____ INFORMATION PROVIDED
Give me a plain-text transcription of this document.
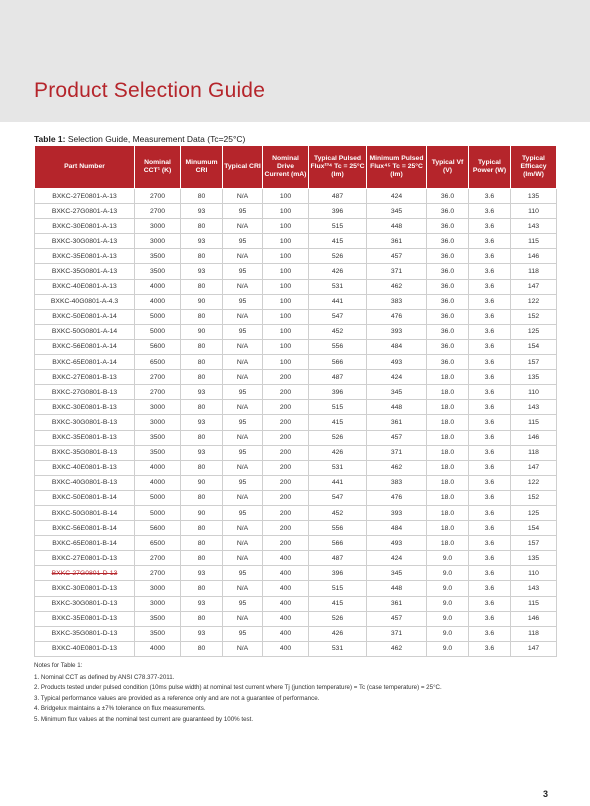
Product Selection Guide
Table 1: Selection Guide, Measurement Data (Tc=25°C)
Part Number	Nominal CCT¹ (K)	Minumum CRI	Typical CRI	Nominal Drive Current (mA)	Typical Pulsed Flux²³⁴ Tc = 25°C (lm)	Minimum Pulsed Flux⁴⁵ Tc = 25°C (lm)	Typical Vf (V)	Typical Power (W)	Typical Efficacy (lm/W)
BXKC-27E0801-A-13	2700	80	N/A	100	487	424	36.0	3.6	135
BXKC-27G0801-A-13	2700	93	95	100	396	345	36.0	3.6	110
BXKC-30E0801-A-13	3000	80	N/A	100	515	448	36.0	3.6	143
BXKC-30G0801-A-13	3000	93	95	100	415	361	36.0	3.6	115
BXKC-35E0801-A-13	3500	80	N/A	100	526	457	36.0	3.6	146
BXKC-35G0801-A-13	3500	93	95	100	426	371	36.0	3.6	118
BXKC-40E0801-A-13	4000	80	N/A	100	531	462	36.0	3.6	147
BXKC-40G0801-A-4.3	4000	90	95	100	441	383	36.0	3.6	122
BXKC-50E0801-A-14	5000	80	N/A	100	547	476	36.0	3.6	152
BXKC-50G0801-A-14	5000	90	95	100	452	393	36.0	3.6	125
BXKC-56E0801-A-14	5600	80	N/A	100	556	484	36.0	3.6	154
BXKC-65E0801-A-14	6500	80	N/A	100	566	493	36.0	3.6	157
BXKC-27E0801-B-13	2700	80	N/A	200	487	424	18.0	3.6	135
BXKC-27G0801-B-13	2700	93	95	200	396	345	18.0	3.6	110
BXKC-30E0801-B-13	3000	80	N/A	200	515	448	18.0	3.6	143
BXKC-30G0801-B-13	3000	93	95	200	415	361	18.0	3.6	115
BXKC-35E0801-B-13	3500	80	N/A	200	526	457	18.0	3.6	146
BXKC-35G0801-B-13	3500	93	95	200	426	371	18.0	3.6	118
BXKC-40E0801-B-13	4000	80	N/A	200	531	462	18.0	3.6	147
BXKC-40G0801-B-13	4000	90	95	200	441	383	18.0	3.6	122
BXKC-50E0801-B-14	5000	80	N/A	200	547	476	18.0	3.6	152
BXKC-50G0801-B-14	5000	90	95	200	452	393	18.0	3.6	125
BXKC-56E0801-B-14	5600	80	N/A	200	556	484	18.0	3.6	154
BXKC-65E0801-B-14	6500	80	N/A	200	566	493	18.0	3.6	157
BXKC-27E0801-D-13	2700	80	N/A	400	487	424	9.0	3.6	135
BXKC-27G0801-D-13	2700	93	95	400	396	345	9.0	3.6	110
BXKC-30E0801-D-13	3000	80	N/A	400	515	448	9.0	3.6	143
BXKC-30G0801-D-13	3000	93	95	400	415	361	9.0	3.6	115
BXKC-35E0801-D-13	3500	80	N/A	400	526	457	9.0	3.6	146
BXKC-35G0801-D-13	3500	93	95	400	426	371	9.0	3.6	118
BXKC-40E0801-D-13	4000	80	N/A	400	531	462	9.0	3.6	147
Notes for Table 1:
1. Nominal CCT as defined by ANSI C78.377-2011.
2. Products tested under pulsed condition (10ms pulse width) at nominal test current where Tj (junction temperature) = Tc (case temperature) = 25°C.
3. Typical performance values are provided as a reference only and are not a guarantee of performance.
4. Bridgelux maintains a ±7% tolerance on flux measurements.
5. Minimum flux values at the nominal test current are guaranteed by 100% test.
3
________
**CHALLENGE:**
The records above should be reproduced exactly, with no pictures included.

**REPLY TO THE EXERCISE:**
Give me a plain-text transcription of this document.
Product Selection Guide
Table 1: Selection Guide, Measurement Data (Tc=25°C)
Part Number	Nominal CCT¹ (K)	Minumum CRI	Typical CRI	Nominal Drive Current (mA)	Typical Pulsed Flux²³⁴ Tc = 25°C (lm)	Minimum Pulsed Flux⁴⁵ Tc = 25°C (lm)	Typical Vf (V)	Typical Power (W)	Typical Efficacy (lm/W)
BXKC-27E0801-A-13	2700	80	N/A	100	487	424	36.0	3.6	135
BXKC-27G0801-A-13	2700	93	95	100	396	345	36.0	3.6	110
BXKC-30E0801-A-13	3000	80	N/A	100	515	448	36.0	3.6	143
BXKC-30G0801-A-13	3000	93	95	100	415	361	36.0	3.6	115
BXKC-35E0801-A-13	3500	80	N/A	100	526	457	36.0	3.6	146
BXKC-35G0801-A-13	3500	93	95	100	426	371	36.0	3.6	118
BXKC-40E0801-A-13	4000	80	N/A	100	531	462	36.0	3.6	147
BXKC-40G0801-A-4.3	4000	90	95	100	441	383	36.0	3.6	122
BXKC-50E0801-A-14	5000	80	N/A	100	547	476	36.0	3.6	152
BXKC-50G0801-A-14	5000	90	95	100	452	393	36.0	3.6	125
BXKC-56E0801-A-14	5600	80	N/A	100	556	484	36.0	3.6	154
BXKC-65E0801-A-14	6500	80	N/A	100	566	493	36.0	3.6	157
BXKC-27E0801-B-13	2700	80	N/A	200	487	424	18.0	3.6	135
BXKC-27G0801-B-13	2700	93	95	200	396	345	18.0	3.6	110
BXKC-30E0801-B-13	3000	80	N/A	200	515	448	18.0	3.6	143
BXKC-30G0801-B-13	3000	93	95	200	415	361	18.0	3.6	115
BXKC-35E0801-B-13	3500	80	N/A	200	526	457	18.0	3.6	146
BXKC-35G0801-B-13	3500	93	95	200	426	371	18.0	3.6	118
BXKC-40E0801-B-13	4000	80	N/A	200	531	462	18.0	3.6	147
BXKC-40G0801-B-13	4000	90	95	200	441	383	18.0	3.6	122
BXKC-50E0801-B-14	5000	80	N/A	200	547	476	18.0	3.6	152
BXKC-50G0801-B-14	5000	90	95	200	452	393	18.0	3.6	125
BXKC-56E0801-B-14	5600	80	N/A	200	556	484	18.0	3.6	154
BXKC-65E0801-B-14	6500	80	N/A	200	566	493	18.0	3.6	157
BXKC-27E0801-D-13	2700	80	N/A	400	487	424	9.0	3.6	135
BXKC-27G0801-D-13	2700	93	95	400	396	345	9.0	3.6	110
BXKC-30E0801-D-13	3000	80	N/A	400	515	448	9.0	3.6	143
BXKC-30G0801-D-13	3000	93	95	400	415	361	9.0	3.6	115
BXKC-35E0801-D-13	3500	80	N/A	400	526	457	9.0	3.6	146
BXKC-35G0801-D-13	3500	93	95	400	426	371	9.0	3.6	118
BXKC-40E0801-D-13	4000	80	N/A	400	531	462	9.0	3.6	147
Notes for Table 1:
1. Nominal CCT as defined by ANSI C78.377-2011.
2. Products tested under pulsed condition (10ms pulse width) at nominal test current where Tj (junction temperature) = Tc (case temperature) = 25°C.
3. Typical performance values are provided as a reference only and are not a guarantee of performance.
4. Bridgelux maintains a ±7% tolerance on flux measurements.
5. Minimum flux values at the nominal test current are guaranteed by 100% test.
3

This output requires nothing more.